--- BEGIN DATA EXTRACT ---
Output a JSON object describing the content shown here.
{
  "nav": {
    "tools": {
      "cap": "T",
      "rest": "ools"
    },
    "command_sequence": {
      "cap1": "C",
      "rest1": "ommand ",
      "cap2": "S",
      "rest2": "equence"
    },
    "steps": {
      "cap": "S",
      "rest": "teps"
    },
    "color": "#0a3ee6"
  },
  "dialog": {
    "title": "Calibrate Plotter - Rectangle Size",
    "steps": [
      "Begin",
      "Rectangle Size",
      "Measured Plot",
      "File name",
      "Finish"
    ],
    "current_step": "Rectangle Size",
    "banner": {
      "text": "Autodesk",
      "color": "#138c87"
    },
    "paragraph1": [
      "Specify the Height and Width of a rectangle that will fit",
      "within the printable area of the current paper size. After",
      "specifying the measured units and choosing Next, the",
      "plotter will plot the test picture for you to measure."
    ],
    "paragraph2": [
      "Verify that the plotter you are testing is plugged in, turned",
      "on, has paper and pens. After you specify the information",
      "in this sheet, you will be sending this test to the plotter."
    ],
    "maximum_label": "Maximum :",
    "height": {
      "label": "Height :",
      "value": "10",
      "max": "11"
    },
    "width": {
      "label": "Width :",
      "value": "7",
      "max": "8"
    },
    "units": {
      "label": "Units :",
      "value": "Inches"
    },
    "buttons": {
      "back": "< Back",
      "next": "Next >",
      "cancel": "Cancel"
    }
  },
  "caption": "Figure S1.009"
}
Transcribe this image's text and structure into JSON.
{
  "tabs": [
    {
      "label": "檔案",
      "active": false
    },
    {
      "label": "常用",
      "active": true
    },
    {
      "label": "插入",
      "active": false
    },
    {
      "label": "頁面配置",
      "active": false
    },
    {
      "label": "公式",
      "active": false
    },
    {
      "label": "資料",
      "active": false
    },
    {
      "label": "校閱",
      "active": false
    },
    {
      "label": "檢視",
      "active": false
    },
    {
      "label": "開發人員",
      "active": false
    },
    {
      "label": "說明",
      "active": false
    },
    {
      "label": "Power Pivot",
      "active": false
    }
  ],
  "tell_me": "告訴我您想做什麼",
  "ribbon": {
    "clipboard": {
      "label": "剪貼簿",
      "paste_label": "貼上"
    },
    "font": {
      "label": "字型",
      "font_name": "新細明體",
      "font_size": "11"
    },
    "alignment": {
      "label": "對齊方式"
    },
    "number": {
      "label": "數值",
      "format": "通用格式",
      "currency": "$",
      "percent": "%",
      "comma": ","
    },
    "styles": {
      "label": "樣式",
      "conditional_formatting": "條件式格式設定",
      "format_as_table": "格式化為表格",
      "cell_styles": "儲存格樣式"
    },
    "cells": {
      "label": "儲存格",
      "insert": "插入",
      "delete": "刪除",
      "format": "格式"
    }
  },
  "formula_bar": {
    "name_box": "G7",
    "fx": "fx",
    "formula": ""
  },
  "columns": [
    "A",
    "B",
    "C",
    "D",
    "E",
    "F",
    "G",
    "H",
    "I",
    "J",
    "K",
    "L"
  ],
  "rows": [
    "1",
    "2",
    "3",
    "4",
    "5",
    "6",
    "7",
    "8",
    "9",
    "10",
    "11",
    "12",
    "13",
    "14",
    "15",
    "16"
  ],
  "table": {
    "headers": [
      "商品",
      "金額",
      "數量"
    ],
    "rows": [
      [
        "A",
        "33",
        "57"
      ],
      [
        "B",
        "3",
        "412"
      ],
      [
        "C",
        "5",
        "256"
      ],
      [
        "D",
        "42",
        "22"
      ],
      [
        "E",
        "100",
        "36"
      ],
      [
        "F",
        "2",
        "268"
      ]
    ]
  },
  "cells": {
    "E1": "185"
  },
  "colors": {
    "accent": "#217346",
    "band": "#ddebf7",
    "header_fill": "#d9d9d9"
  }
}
--- END DATA EXTRACT ---
_TO DO_
The whole listing above needs to be written out again exactly.

_EXERCISE SOLUTION_
Output a JSON object describing the content shown here.
{
  "nav": {
    "tools": {
      "cap": "T",
      "rest": "ools"
    },
    "command_sequence": {
      "cap1": "C",
      "rest1": "ommand ",
      "cap2": "S",
      "rest2": "equence"
    },
    "steps": {
      "cap": "S",
      "rest": "teps"
    },
    "color": "#0a3ee6"
  },
  "dialog": {
    "title": "Calibrate Plotter - Rectangle Size",
    "steps": [
      "Begin",
      "Rectangle Size",
      "Measured Plot",
      "File name",
      "Finish"
    ],
    "current_step": "Rectangle Size",
    "banner": {
      "text": "Autodesk",
      "color": "#138c87"
    },
    "paragraph1": [
      "Specify the Height and Width of a rectangle that will fit",
      "within the printable area of the current paper size. After",
      "specifying the measured units and choosing Next, the",
      "plotter will plot the test picture for you to measure."
    ],
    "paragraph2": [
      "Verify that the plotter you are testing is plugged in, turned",
      "on, has paper and pens. After you specify the information",
      "in this sheet, you will be sending this test to the plotter."
    ],
    "maximum_label": "Maximum :",
    "height": {
      "label": "Height :",
      "value": "10",
      "max": "11"
    },
    "width": {
      "label": "Width :",
      "value": "7",
      "max": "8"
    },
    "units": {
      "label": "Units :",
      "value": "Inches"
    },
    "buttons": {
      "back": "< Back",
      "next": "Next >",
      "cancel": "Cancel"
    }
  },
  "caption": "Figure S1.009"
}
Transcribe this image's text and structure into JSON.
{
  "tabs": [
    {
      "label": "檔案",
      "active": false
    },
    {
      "label": "常用",
      "active": true
    },
    {
      "label": "插入",
      "active": false
    },
    {
      "label": "頁面配置",
      "active": false
    },
    {
      "label": "公式",
      "active": false
    },
    {
      "label": "資料",
      "active": false
    },
    {
      "label": "校閱",
      "active": false
    },
    {
      "label": "檢視",
      "active": false
    },
    {
      "label": "開發人員",
      "active": false
    },
    {
      "label": "說明",
      "active": false
    },
    {
      "label": "Power Pivot",
      "active": false
    }
  ],
  "tell_me": "告訴我您想做什麼",
  "ribbon": {
    "clipboard": {
      "label": "剪貼簿",
      "paste_label": "貼上"
    },
    "font": {
      "label": "字型",
      "font_name": "新細明體",
      "font_size": "11"
    },
    "alignment": {
      "label": "對齊方式"
    },
    "number": {
      "label": "數值",
      "format": "通用格式",
      "currency": "$",
      "percent": "%",
      "comma": ","
    },
    "styles": {
      "label": "樣式",
      "conditional_formatting": "條件式格式設定",
      "format_as_table": "格式化為表格",
      "cell_styles": "儲存格樣式"
    },
    "cells": {
      "label": "儲存格",
      "insert": "插入",
      "delete": "刪除",
      "format": "格式"
    }
  },
  "formula_bar": {
    "name_box": "G7",
    "fx": "fx",
    "formula": ""
  },
  "columns": [
    "A",
    "B",
    "C",
    "D",
    "E",
    "F",
    "G",
    "H",
    "I",
    "J",
    "K",
    "L"
  ],
  "rows": [
    "1",
    "2",
    "3",
    "4",
    "5",
    "6",
    "7",
    "8",
    "9",
    "10",
    "11",
    "12",
    "13",
    "14",
    "15",
    "16"
  ],
  "table": {
    "headers": [
      "商品",
      "金額",
      "數量"
    ],
    "rows": [
      [
        "A",
        "33",
        "57"
      ],
      [
        "B",
        "3",
        "412"
      ],
      [
        "C",
        "5",
        "256"
      ],
      [
        "D",
        "42",
        "22"
      ],
      [
        "E",
        "100",
        "36"
      ],
      [
        "F",
        "2",
        "268"
      ]
    ]
  },
  "cells": {
    "E1": "185"
  },
  "colors": {
    "accent": "#217346",
    "band": "#ddebf7",
    "header_fill": "#d9d9d9"
  }
}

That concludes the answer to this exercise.